What to work on: Check each line of the material. Copy those containing "text".

Supplied data:
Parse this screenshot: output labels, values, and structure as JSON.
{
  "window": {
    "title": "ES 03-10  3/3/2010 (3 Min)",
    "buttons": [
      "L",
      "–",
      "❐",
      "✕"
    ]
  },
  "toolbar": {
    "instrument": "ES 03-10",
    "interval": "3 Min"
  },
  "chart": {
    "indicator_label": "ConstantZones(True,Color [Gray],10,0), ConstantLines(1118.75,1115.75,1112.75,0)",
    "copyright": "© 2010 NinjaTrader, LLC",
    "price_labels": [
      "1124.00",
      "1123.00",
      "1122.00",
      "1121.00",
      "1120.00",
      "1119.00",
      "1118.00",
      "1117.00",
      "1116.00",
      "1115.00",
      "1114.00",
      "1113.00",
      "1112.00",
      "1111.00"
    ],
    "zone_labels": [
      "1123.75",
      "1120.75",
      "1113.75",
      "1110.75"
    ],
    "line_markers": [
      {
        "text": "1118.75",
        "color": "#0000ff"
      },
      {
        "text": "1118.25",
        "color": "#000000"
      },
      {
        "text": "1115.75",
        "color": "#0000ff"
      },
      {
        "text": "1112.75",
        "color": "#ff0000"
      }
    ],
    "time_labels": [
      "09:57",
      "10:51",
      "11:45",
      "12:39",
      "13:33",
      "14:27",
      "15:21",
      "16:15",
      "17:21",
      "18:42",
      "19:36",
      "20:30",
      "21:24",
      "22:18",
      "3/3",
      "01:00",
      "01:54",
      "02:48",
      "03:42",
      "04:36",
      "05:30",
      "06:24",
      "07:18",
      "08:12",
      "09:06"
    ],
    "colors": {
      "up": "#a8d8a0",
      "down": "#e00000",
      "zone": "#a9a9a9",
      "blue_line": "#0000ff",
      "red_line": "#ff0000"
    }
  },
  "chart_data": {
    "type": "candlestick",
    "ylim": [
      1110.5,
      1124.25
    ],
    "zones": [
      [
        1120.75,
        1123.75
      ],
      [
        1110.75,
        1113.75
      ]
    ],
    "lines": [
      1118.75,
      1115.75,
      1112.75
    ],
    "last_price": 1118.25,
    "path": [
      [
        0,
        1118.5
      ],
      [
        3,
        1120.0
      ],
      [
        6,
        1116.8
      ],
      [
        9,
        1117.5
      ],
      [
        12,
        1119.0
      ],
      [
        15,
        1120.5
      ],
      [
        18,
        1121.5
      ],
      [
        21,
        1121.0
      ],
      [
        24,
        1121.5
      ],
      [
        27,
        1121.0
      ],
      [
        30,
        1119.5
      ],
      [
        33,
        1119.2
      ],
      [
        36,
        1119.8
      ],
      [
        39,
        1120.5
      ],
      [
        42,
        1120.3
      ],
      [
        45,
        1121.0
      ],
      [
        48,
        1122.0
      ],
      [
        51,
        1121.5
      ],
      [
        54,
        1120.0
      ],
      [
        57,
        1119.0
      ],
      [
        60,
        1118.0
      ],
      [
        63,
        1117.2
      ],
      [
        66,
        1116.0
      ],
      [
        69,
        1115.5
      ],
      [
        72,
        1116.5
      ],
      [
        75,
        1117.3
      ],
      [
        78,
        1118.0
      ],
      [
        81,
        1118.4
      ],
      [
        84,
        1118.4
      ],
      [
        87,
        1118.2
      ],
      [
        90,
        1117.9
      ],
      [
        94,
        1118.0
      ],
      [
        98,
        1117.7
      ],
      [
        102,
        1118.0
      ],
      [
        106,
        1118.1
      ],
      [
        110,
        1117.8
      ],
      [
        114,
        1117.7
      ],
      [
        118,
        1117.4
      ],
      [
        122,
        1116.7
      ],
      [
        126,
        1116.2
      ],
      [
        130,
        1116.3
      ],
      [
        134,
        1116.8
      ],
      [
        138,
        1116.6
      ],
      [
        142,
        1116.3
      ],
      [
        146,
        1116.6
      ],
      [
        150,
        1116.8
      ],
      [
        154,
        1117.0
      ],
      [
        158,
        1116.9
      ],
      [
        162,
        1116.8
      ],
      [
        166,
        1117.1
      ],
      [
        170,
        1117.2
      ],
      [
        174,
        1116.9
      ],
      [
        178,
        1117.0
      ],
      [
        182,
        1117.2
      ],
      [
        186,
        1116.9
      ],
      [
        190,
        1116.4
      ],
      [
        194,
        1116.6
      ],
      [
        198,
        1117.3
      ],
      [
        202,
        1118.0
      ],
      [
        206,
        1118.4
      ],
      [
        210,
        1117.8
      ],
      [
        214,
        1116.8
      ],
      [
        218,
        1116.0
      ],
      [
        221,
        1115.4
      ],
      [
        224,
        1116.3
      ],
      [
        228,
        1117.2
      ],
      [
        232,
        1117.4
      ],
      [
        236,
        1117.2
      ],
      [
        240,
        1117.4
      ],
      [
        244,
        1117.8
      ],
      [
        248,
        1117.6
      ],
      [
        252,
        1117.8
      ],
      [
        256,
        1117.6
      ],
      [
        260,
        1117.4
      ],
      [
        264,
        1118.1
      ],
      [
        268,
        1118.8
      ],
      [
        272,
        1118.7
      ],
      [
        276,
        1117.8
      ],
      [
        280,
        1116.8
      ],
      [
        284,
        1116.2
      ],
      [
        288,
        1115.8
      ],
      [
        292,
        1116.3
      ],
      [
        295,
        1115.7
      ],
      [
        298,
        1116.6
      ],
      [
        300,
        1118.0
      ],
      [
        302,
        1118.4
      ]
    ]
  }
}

Task result:
        "text": "1118.75",
        "text": "1118.25",
        "text": "1115.75",
        "text": "1112.75",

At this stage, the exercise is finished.